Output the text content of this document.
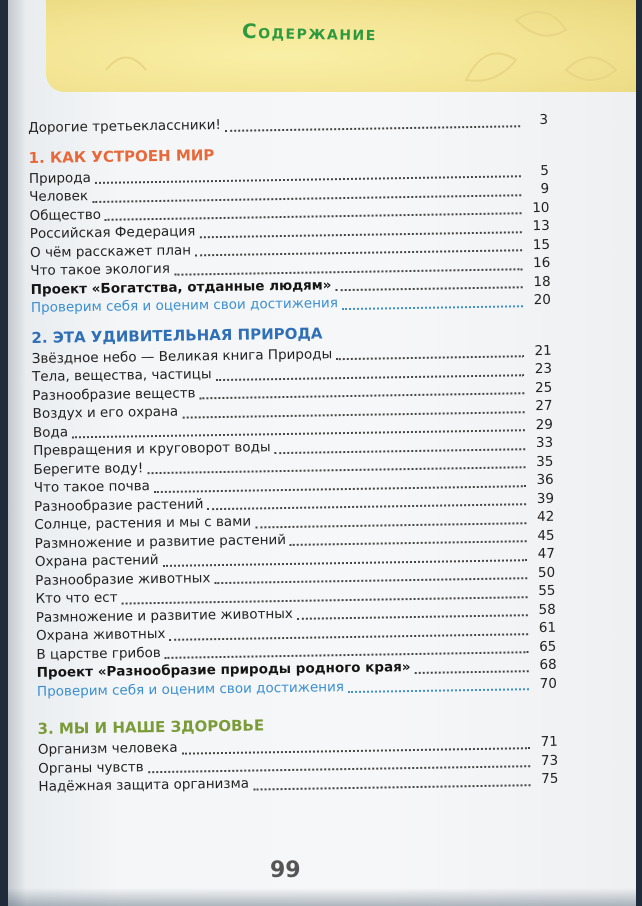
Содержание
Дорогие третьеклассники!	3
1. КАК УСТРОЕН МИР
Природа	5
Человек	9
Общество	10
Российская Федерация	13
О чём расскажет план	15
Что такое экология	16
Проект «Богатства, отданные людям»	18
Проверим себя и оценим свои достижения	20
2. ЭТА УДИВИТЕЛЬНАЯ ПРИРОДА
Звёздное небо — Великая книга Природы	21
Тела, вещества, частицы	23
Разнообразие веществ	25
Воздух и его охрана	27
Вода	29
Превращения и круговорот воды	33
Берегите воду!	35
Что такое почва	36
Разнообразие растений	39
Солнце, растения и мы с вами	42
Размножение и развитие растений	45
Охрана растений	47
Разнообразие животных	50
Кто что ест	55
Размножение и развитие животных	58
Охрана животных	61
В царстве грибов	65
Проект «Разнообразие природы родного края»	68
Проверим себя и оценим свои достижения	70
3. МЫ И НАШЕ ЗДОРОВЬЕ
Организм человека	71
Органы чувств	73
Надёжная защита организма	75
99
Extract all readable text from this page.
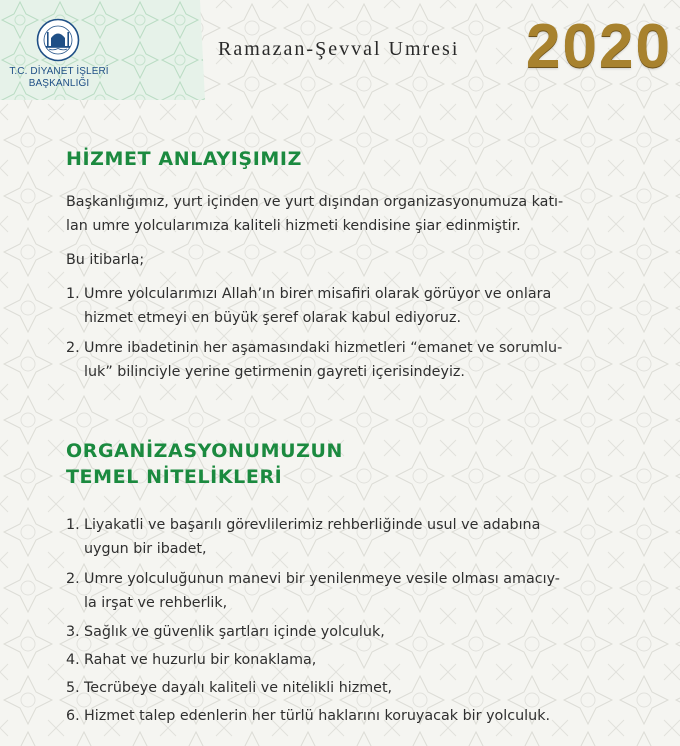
T.C. DİYANET İŞLERİ
BAŞKANLIĞI
Ramazan-Şevval Umresi 2020
HİZMET ANLAYIŞIMIZ
Başkanlığımız, yurt içinden ve yurt dışından organizasyonumuza katı-
lan umre yolcularımıza kaliteli hizmeti kendisine şiar edinmiştir.
Bu itibarla;
1. Umre yolcularımızı Allah’ın birer misafiri olarak görüyor ve onlara
hizmet etmeyi en büyük şeref olarak kabul ediyoruz.
2. Umre ibadetinin her aşamasındaki hizmetleri “emanet ve sorumlu-
luk” bilinciyle yerine getirmenin gayreti içerisindeyiz.
ORGANİZASYONUMUZUN
TEMEL NİTELİKLERİ
1. Liyakatli ve başarılı görevlilerimiz rehberliğinde usul ve adabına
uygun bir ibadet,
2. Umre yolculuğunun manevi bir yenilenmeye vesile olması amacıy-
la irşat ve rehberlik,
3. Sağlık ve güvenlik şartları içinde yolculuk,
4. Rahat ve huzurlu bir konaklama,
5. Tecrübeye dayalı kaliteli ve nitelikli hizmet,
6. Hizmet talep edenlerin her türlü haklarını koruyacak bir yolculuk.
§ §
### GIVEN REQUEST
Make an exact copy of all entries above, dropping the images.

### RESULT OF THIS EXERCISE
Output the text content of this document.
Содержание
Дорогие третьеклассники!	3
1. КАК УСТРОЕН МИР
Природа	5
Человек	9
Общество	10
Российская Федерация	13
О чём расскажет план	15
Что такое экология	16
Проект «Богатства, отданные людям»	18
Проверим себя и оценим свои достижения	20
2. ЭТА УДИВИТЕЛЬНАЯ ПРИРОДА
Звёздное небо — Великая книга Природы	21
Тела, вещества, частицы	23
Разнообразие веществ	25
Воздух и его охрана	27
Вода	29
Превращения и круговорот воды	33
Берегите воду!	35
Что такое почва	36
Разнообразие растений	39
Солнце, растения и мы с вами	42
Размножение и развитие растений	45
Охрана растений	47
Разнообразие животных	50
Кто что ест	55
Размножение и развитие животных	58
Охрана животных	61
В царстве грибов	65
Проект «Разнообразие природы родного края»	68
Проверим себя и оценим свои достижения	70
3. МЫ И НАШЕ ЗДОРОВЬЕ
Организм человека	71
Органы чувств	73
Надёжная защита организма	75
99
Extract all readable text from this page.
T.C. DİYANET İŞLERİ
BAŞKANLIĞI
Ramazan-Şevval Umresi 2020
HİZMET ANLAYIŞIMIZ
Başkanlığımız, yurt içinden ve yurt dışından organizasyonumuza katı-
lan umre yolcularımıza kaliteli hizmeti kendisine şiar edinmiştir.
Bu itibarla;
1. Umre yolcularımızı Allah’ın birer misafiri olarak görüyor ve onlara
hizmet etmeyi en büyük şeref olarak kabul ediyoruz.
2. Umre ibadetinin her aşamasındaki hizmetleri “emanet ve sorumlu-
luk” bilinciyle yerine getirmenin gayreti içerisindeyiz.
ORGANİZASYONUMUZUN
TEMEL NİTELİKLERİ
1. Liyakatli ve başarılı görevlilerimiz rehberliğinde usul ve adabına
uygun bir ibadet,
2. Umre yolculuğunun manevi bir yenilenmeye vesile olması amacıy-
la irşat ve rehberlik,
3. Sağlık ve güvenlik şartları içinde yolculuk,
4. Rahat ve huzurlu bir konaklama,
5. Tecrübeye dayalı kaliteli ve nitelikli hizmet,
6. Hizmet talep edenlerin her türlü haklarını koruyacak bir yolculuk.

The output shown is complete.